PROBLEM TO WORK ON: Search the listing for "this" and copy every line where it appears.

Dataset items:
□ □ □ □ □

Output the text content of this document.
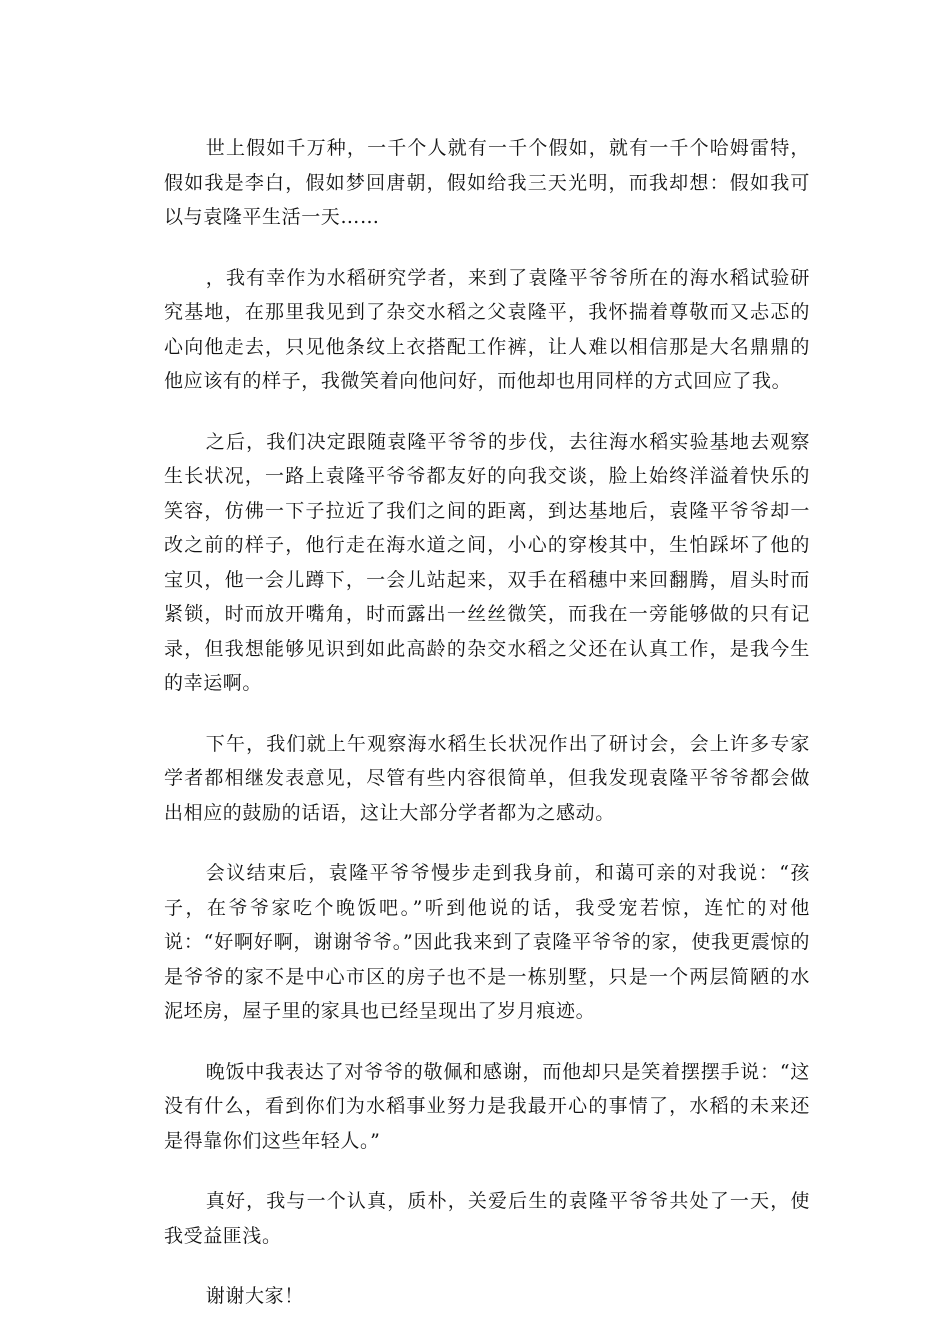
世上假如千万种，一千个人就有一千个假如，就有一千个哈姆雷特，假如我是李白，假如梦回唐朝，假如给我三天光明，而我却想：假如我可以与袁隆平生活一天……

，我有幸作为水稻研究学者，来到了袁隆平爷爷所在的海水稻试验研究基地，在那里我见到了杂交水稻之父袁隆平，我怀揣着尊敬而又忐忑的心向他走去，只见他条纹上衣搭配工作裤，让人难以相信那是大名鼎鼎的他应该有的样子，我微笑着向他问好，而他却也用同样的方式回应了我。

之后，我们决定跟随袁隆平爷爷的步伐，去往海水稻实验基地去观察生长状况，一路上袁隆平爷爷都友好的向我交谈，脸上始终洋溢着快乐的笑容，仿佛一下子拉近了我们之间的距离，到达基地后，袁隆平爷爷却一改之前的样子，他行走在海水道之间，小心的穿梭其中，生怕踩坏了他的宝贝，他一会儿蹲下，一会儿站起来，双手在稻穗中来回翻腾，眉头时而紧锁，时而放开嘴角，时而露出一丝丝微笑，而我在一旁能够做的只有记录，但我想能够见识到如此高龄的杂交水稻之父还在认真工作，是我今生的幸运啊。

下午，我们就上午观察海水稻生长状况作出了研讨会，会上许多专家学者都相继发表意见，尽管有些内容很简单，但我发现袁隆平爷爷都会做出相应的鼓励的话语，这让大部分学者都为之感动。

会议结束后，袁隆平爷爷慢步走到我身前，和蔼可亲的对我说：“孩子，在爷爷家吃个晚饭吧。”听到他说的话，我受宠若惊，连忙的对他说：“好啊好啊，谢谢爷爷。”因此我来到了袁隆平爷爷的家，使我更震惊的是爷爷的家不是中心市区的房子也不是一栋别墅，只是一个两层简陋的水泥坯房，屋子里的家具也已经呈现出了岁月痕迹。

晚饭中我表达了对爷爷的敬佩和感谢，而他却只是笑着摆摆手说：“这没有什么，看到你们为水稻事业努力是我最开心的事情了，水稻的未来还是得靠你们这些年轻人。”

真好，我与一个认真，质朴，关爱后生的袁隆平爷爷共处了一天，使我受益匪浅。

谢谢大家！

□ □ □ □ □

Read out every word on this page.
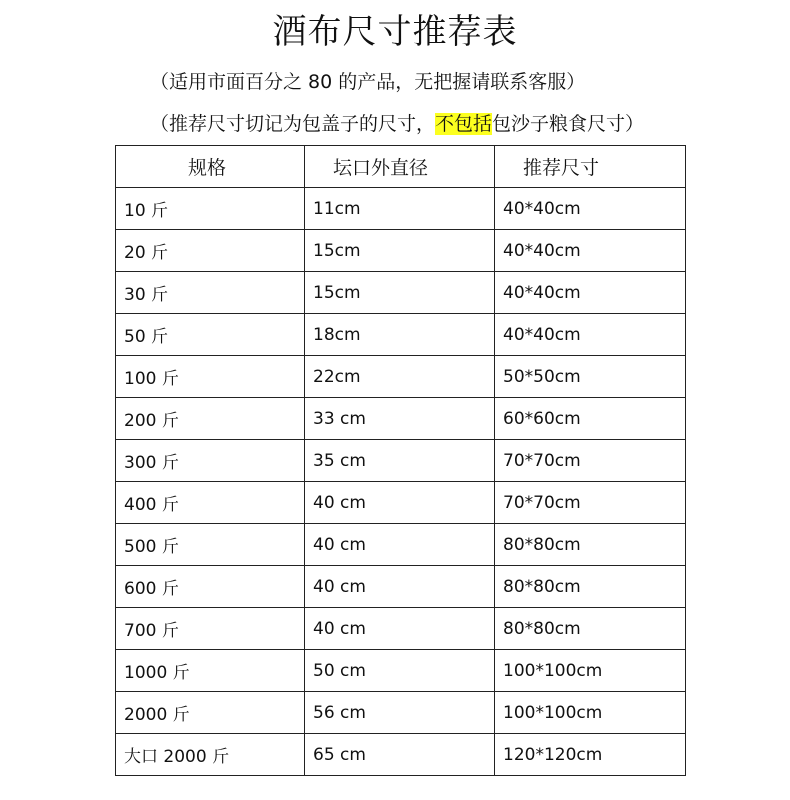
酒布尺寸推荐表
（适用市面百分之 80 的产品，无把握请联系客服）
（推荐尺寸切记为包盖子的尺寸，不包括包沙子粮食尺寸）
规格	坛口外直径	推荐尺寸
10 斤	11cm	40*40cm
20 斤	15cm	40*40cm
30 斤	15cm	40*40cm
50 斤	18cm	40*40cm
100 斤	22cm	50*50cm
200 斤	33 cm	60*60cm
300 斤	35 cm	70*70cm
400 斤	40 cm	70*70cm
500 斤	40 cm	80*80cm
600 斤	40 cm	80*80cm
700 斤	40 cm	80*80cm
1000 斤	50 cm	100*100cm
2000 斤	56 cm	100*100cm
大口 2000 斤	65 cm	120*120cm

□ □ □ □ □

SOLUTION TO THE EXERCISE:
Output the text content of this document.
Read out every word on this page.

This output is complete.